Copy each line below that includes "mâles".
▬▬▬▬▬▬
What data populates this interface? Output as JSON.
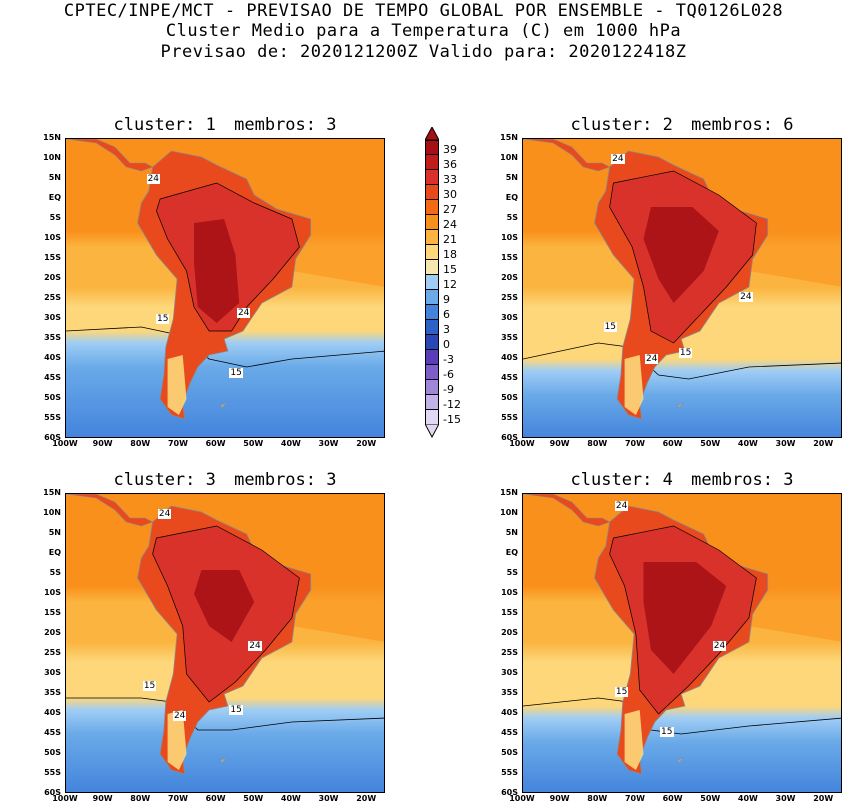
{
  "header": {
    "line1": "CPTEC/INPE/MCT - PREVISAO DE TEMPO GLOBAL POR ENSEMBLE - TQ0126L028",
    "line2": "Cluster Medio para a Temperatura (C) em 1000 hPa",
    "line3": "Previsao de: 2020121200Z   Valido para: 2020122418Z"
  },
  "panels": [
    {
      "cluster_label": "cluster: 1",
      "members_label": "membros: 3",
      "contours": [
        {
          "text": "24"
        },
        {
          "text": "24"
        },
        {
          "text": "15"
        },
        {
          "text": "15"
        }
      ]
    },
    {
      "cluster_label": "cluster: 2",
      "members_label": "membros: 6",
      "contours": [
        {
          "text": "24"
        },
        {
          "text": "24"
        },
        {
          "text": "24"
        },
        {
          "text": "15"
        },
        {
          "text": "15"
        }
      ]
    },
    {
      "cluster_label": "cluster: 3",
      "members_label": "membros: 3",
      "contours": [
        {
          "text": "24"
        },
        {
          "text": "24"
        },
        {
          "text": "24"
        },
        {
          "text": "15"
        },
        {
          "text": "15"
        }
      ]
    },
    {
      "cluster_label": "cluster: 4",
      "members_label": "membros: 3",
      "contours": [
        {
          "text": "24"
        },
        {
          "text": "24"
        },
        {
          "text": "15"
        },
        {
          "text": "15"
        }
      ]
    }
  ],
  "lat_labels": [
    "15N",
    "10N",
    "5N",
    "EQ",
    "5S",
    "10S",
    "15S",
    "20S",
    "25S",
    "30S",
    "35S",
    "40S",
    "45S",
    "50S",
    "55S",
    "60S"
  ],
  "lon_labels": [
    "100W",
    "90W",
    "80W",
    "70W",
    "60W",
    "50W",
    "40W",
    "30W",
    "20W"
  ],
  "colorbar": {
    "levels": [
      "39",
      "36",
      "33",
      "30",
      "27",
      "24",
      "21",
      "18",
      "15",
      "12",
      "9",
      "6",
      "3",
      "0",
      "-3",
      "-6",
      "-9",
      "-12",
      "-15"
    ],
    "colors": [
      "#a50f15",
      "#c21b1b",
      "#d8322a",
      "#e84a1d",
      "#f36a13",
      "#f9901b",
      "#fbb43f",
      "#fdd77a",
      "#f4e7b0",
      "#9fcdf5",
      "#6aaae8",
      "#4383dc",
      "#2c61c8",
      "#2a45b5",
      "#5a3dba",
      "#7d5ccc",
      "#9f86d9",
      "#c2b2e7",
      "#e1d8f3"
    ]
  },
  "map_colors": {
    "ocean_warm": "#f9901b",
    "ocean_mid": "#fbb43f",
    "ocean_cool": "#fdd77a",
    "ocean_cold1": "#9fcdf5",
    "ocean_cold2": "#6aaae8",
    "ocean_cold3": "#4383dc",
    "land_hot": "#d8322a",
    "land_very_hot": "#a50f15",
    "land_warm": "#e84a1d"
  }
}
▬▬▬▬▬▬
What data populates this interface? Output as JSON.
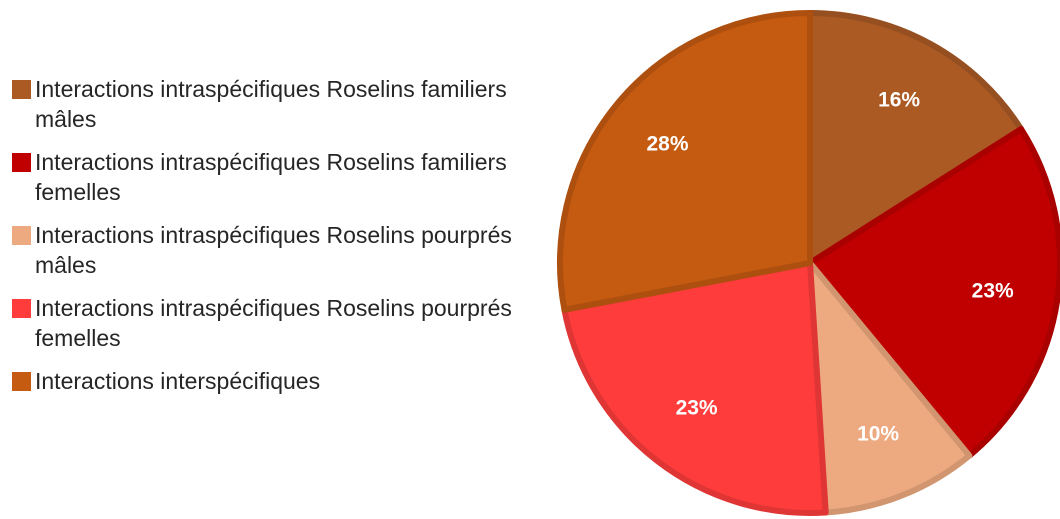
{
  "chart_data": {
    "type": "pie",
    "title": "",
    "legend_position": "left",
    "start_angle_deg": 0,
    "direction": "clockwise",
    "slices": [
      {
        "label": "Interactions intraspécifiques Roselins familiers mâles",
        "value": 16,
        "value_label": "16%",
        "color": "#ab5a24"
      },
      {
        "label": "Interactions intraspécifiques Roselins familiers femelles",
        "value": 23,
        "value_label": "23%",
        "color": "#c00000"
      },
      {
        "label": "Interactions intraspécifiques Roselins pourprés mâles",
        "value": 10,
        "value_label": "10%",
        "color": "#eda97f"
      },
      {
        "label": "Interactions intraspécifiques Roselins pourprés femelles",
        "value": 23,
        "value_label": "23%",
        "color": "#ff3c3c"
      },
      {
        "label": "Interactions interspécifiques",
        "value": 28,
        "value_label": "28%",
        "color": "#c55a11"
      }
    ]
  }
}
▬▬▬▬▬▬
● **FULL ANSWER**
        "label": "Interactions intraspécifiques Roselins familiers mâles",
        "label": "Interactions intraspécifiques Roselins pourprés mâles",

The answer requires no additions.